------ Task material
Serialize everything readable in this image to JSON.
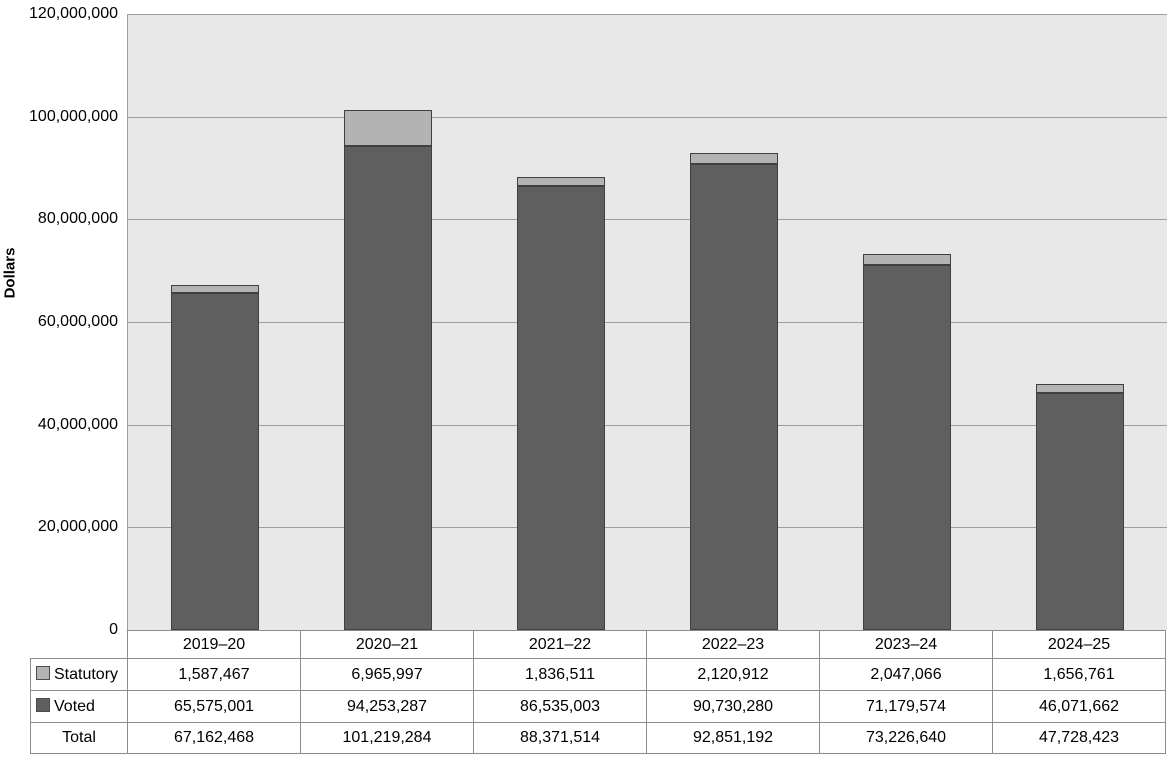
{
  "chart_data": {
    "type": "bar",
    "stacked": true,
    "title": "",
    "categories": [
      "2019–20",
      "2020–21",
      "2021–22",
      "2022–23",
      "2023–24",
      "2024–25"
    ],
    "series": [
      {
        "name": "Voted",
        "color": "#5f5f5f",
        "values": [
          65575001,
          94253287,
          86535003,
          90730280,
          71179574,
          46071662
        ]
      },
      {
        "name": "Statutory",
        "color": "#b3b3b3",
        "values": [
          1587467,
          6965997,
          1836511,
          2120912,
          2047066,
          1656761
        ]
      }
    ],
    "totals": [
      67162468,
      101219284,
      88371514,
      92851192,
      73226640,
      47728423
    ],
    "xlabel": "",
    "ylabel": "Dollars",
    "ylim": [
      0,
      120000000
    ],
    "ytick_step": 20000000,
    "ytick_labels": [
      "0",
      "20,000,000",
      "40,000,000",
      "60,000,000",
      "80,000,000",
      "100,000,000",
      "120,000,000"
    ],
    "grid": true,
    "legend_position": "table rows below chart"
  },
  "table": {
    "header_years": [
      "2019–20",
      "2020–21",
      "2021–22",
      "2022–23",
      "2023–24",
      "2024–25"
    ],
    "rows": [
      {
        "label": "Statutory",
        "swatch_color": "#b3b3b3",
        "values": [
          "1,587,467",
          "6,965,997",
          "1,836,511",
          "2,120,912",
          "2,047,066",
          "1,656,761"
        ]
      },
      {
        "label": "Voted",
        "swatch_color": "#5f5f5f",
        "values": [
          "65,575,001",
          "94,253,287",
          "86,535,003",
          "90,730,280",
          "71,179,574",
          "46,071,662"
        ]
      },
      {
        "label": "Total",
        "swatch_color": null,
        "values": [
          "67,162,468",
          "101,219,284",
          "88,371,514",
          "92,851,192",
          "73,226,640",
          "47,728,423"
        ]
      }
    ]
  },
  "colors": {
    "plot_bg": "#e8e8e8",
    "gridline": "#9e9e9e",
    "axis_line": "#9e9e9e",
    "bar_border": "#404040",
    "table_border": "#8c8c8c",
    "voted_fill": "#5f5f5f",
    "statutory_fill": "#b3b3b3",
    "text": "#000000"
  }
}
------------
◆ **Work to complete**: From the entries above, output every line exactly and omit any image.

◆ **Response**:
Serialize everything readable in this image to JSON.
{
  "chart_data": {
    "type": "bar",
    "stacked": true,
    "title": "",
    "categories": [
      "2019–20",
      "2020–21",
      "2021–22",
      "2022–23",
      "2023–24",
      "2024–25"
    ],
    "series": [
      {
        "name": "Voted",
        "color": "#5f5f5f",
        "values": [
          65575001,
          94253287,
          86535003,
          90730280,
          71179574,
          46071662
        ]
      },
      {
        "name": "Statutory",
        "color": "#b3b3b3",
        "values": [
          1587467,
          6965997,
          1836511,
          2120912,
          2047066,
          1656761
        ]
      }
    ],
    "totals": [
      67162468,
      101219284,
      88371514,
      92851192,
      73226640,
      47728423
    ],
    "xlabel": "",
    "ylabel": "Dollars",
    "ylim": [
      0,
      120000000
    ],
    "ytick_step": 20000000,
    "ytick_labels": [
      "0",
      "20,000,000",
      "40,000,000",
      "60,000,000",
      "80,000,000",
      "100,000,000",
      "120,000,000"
    ],
    "grid": true,
    "legend_position": "table rows below chart"
  },
  "table": {
    "header_years": [
      "2019–20",
      "2020–21",
      "2021–22",
      "2022–23",
      "2023–24",
      "2024–25"
    ],
    "rows": [
      {
        "label": "Statutory",
        "swatch_color": "#b3b3b3",
        "values": [
          "1,587,467",
          "6,965,997",
          "1,836,511",
          "2,120,912",
          "2,047,066",
          "1,656,761"
        ]
      },
      {
        "label": "Voted",
        "swatch_color": "#5f5f5f",
        "values": [
          "65,575,001",
          "94,253,287",
          "86,535,003",
          "90,730,280",
          "71,179,574",
          "46,071,662"
        ]
      },
      {
        "label": "Total",
        "swatch_color": null,
        "values": [
          "67,162,468",
          "101,219,284",
          "88,371,514",
          "92,851,192",
          "73,226,640",
          "47,728,423"
        ]
      }
    ]
  },
  "colors": {
    "plot_bg": "#e8e8e8",
    "gridline": "#9e9e9e",
    "axis_line": "#9e9e9e",
    "bar_border": "#404040",
    "table_border": "#8c8c8c",
    "voted_fill": "#5f5f5f",
    "statutory_fill": "#b3b3b3",
    "text": "#000000"
  }
}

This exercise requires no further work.